Exercise requirements:
Your task is to extract every entry that follows word for word while excluding the pictures.

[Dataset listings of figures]

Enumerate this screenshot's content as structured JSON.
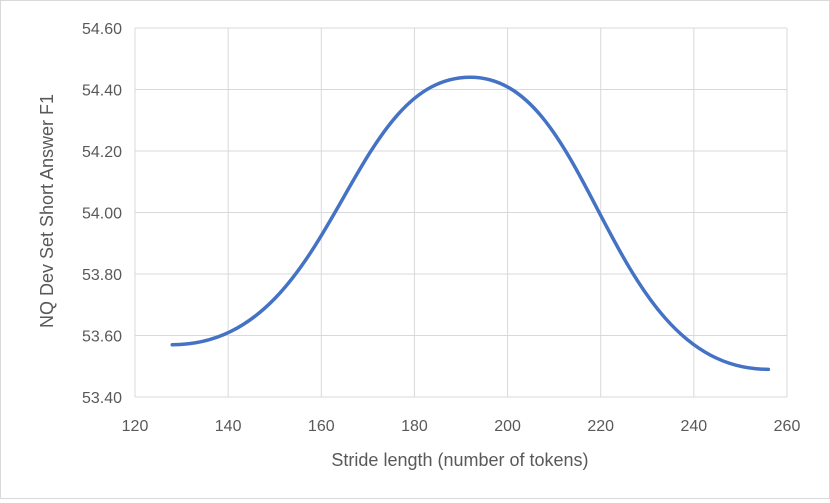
{
  "chart_data": {
    "type": "line",
    "title": "",
    "xlabel": "Stride length (number of tokens)",
    "ylabel": "NQ Dev Set Short Answer F1",
    "xlim": [
      120,
      260
    ],
    "ylim": [
      53.4,
      54.6
    ],
    "x_ticks": [
      120,
      140,
      160,
      180,
      200,
      220,
      240,
      260
    ],
    "y_ticks": [
      "53.40",
      "53.60",
      "53.80",
      "54.00",
      "54.20",
      "54.40",
      "54.60"
    ],
    "grid": true,
    "legend": "none",
    "series": [
      {
        "color": "#4472c4",
        "smooth": true,
        "x": [
          128,
          192,
          256
        ],
        "y": [
          53.57,
          54.44,
          53.49
        ]
      }
    ]
  }
}
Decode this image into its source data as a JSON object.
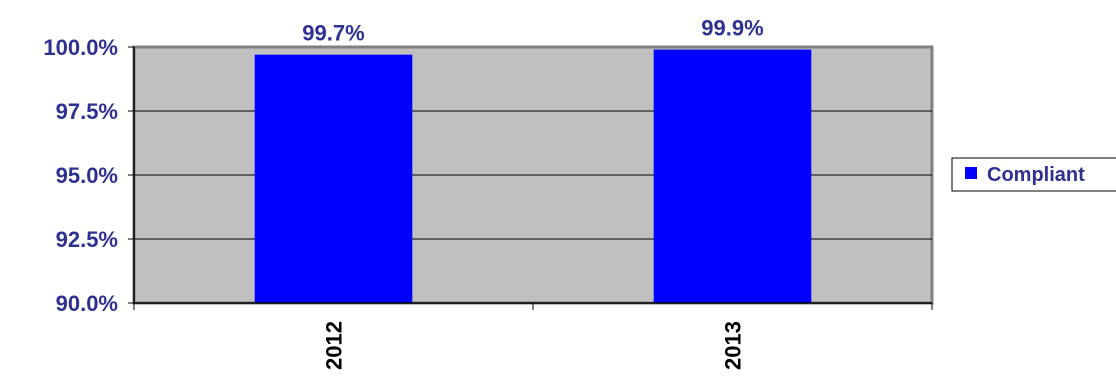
{
  "chart_data": {
    "type": "bar",
    "categories": [
      "2012",
      "2013"
    ],
    "series": [
      {
        "name": "Compliant",
        "values": [
          99.7,
          99.9
        ]
      }
    ],
    "data_labels": [
      "99.7%",
      "99.9%"
    ],
    "ylim": [
      90.0,
      100.0
    ],
    "yticks": [
      90.0,
      92.5,
      95.0,
      97.5,
      100.0
    ],
    "ytick_labels": [
      "90.0%",
      "92.5%",
      "95.0%",
      "97.5%",
      "100.0%"
    ],
    "title": "",
    "xlabel": "",
    "ylabel": "",
    "grid": "horizontal",
    "legend_position": "right",
    "colors": {
      "bar": "#0000ff",
      "plot_background": "#c0c0c0",
      "label_text": "#2e3192",
      "category_text": "#000000"
    }
  }
}
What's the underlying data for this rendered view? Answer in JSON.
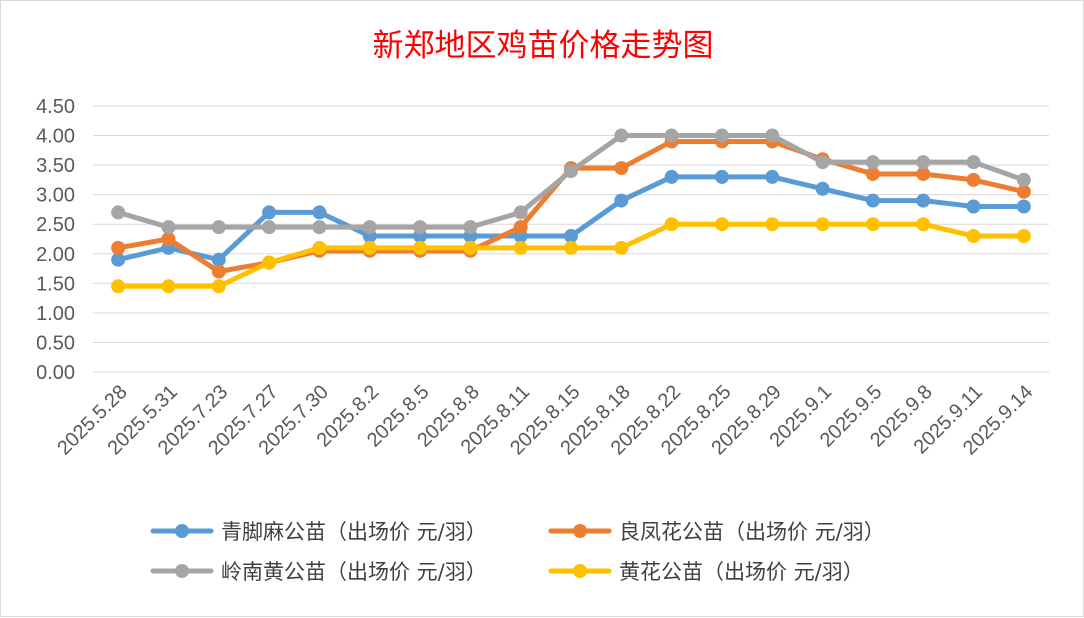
{
  "chart_data": {
    "type": "line",
    "title": "新郑地区鸡苗价格走势图",
    "xlabel": "",
    "ylabel": "",
    "ylim": [
      0,
      4.5
    ],
    "yticks": [
      "0.00",
      "0.50",
      "1.00",
      "1.50",
      "2.00",
      "2.50",
      "3.00",
      "3.50",
      "4.00",
      "4.50"
    ],
    "grid": true,
    "legend_position": "bottom",
    "categories": [
      "2025.5.28",
      "2025.5.31",
      "2025.7.23",
      "2025.7.27",
      "2025.7.30",
      "2025.8.2",
      "2025.8.5",
      "2025.8.8",
      "2025.8.11",
      "2025.8.15",
      "2025.8.18",
      "2025.8.22",
      "2025.8.25",
      "2025.8.29",
      "2025.9.1",
      "2025.9.5",
      "2025.9.8",
      "2025.9.11",
      "2025.9.14"
    ],
    "series": [
      {
        "name": "青脚麻公苗（出场价 元/羽）",
        "color": "#5b9bd5",
        "values": [
          1.9,
          2.1,
          1.9,
          2.7,
          2.7,
          2.3,
          2.3,
          2.3,
          2.3,
          2.3,
          2.9,
          3.3,
          3.3,
          3.3,
          3.1,
          2.9,
          2.9,
          2.8,
          2.8
        ]
      },
      {
        "name": "良凤花公苗（出场价 元/羽）",
        "color": "#ed7d31",
        "values": [
          2.1,
          2.25,
          1.7,
          1.85,
          2.05,
          2.05,
          2.05,
          2.05,
          2.45,
          3.45,
          3.45,
          3.9,
          3.9,
          3.9,
          3.6,
          3.35,
          3.35,
          3.25,
          3.05
        ]
      },
      {
        "name": "岭南黄公苗（出场价 元/羽）",
        "color": "#a5a5a5",
        "values": [
          2.7,
          2.45,
          2.45,
          2.45,
          2.45,
          2.45,
          2.45,
          2.45,
          2.7,
          3.4,
          4.0,
          4.0,
          4.0,
          4.0,
          3.55,
          3.55,
          3.55,
          3.55,
          3.25
        ]
      },
      {
        "name": "黄花公苗（出场价 元/羽）",
        "color": "#ffc000",
        "values": [
          1.45,
          1.45,
          1.45,
          1.85,
          2.1,
          2.1,
          2.1,
          2.1,
          2.1,
          2.1,
          2.1,
          2.5,
          2.5,
          2.5,
          2.5,
          2.5,
          2.5,
          2.3,
          2.3
        ]
      }
    ]
  }
}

Task result:
Enumerate this screenshot's content as structured JSON.
{
  "chart_data": {
    "type": "line",
    "title": "",
    "xlabel": "Stride length (number of tokens)",
    "ylabel": "NQ Dev Set Short Answer F1",
    "xlim": [
      120,
      260
    ],
    "ylim": [
      53.4,
      54.6
    ],
    "x_ticks": [
      120,
      140,
      160,
      180,
      200,
      220,
      240,
      260
    ],
    "y_ticks": [
      "53.40",
      "53.60",
      "53.80",
      "54.00",
      "54.20",
      "54.40",
      "54.60"
    ],
    "grid": true,
    "legend": "none",
    "series": [
      {
        "color": "#4472c4",
        "smooth": true,
        "x": [
          128,
          192,
          256
        ],
        "y": [
          53.57,
          54.44,
          53.49
        ]
      }
    ]
  }
}
Decode this image into its source data as a JSON object.
{
  "chart_data": {
    "type": "bar",
    "categories": [
      "2012",
      "2013"
    ],
    "series": [
      {
        "name": "Compliant",
        "values": [
          99.7,
          99.9
        ]
      }
    ],
    "data_labels": [
      "99.7%",
      "99.9%"
    ],
    "ylim": [
      90.0,
      100.0
    ],
    "yticks": [
      90.0,
      92.5,
      95.0,
      97.5,
      100.0
    ],
    "ytick_labels": [
      "90.0%",
      "92.5%",
      "95.0%",
      "97.5%",
      "100.0%"
    ],
    "title": "",
    "xlabel": "",
    "ylabel": "",
    "grid": "horizontal",
    "legend_position": "right",
    "colors": {
      "bar": "#0000ff",
      "plot_background": "#c0c0c0",
      "label_text": "#2e3192",
      "category_text": "#000000"
    }
  }
}
What's the underlying data for this rendered view? Answer in JSON.
{
  "chart_data": {
    "type": "line",
    "title": "新郑地区鸡苗价格走势图",
    "xlabel": "",
    "ylabel": "",
    "ylim": [
      0,
      4.5
    ],
    "yticks": [
      "0.00",
      "0.50",
      "1.00",
      "1.50",
      "2.00",
      "2.50",
      "3.00",
      "3.50",
      "4.00",
      "4.50"
    ],
    "grid": true,
    "legend_position": "bottom",
    "categories": [
      "2025.5.28",
      "2025.5.31",
      "2025.7.23",
      "2025.7.27",
      "2025.7.30",
      "2025.8.2",
      "2025.8.5",
      "2025.8.8",
      "2025.8.11",
      "2025.8.15",
      "2025.8.18",
      "2025.8.22",
      "2025.8.25",
      "2025.8.29",
      "2025.9.1",
      "2025.9.5",
      "2025.9.8",
      "2025.9.11",
      "2025.9.14"
    ],
    "series": [
      {
        "name": "青脚麻公苗（出场价 元/羽）",
        "color": "#5b9bd5",
        "values": [
          1.9,
          2.1,
          1.9,
          2.7,
          2.7,
          2.3,
          2.3,
          2.3,
          2.3,
          2.3,
          2.9,
          3.3,
          3.3,
          3.3,
          3.1,
          2.9,
          2.9,
          2.8,
          2.8
        ]
      },
      {
        "name": "良凤花公苗（出场价 元/羽）",
        "color": "#ed7d31",
        "values": [
          2.1,
          2.25,
          1.7,
          1.85,
          2.05,
          2.05,
          2.05,
          2.05,
          2.45,
          3.45,
          3.45,
          3.9,
          3.9,
          3.9,
          3.6,
          3.35,
          3.35,
          3.25,
          3.05
        ]
      },
      {
        "name": "岭南黄公苗（出场价 元/羽）",
        "color": "#a5a5a5",
        "values": [
          2.7,
          2.45,
          2.45,
          2.45,
          2.45,
          2.45,
          2.45,
          2.45,
          2.7,
          3.4,
          4.0,
          4.0,
          4.0,
          4.0,
          3.55,
          3.55,
          3.55,
          3.55,
          3.25
        ]
      },
      {
        "name": "黄花公苗（出场价 元/羽）",
        "color": "#ffc000",
        "values": [
          1.45,
          1.45,
          1.45,
          1.85,
          2.1,
          2.1,
          2.1,
          2.1,
          2.1,
          2.1,
          2.1,
          2.5,
          2.5,
          2.5,
          2.5,
          2.5,
          2.5,
          2.3,
          2.3
        ]
      }
    ]
  }
}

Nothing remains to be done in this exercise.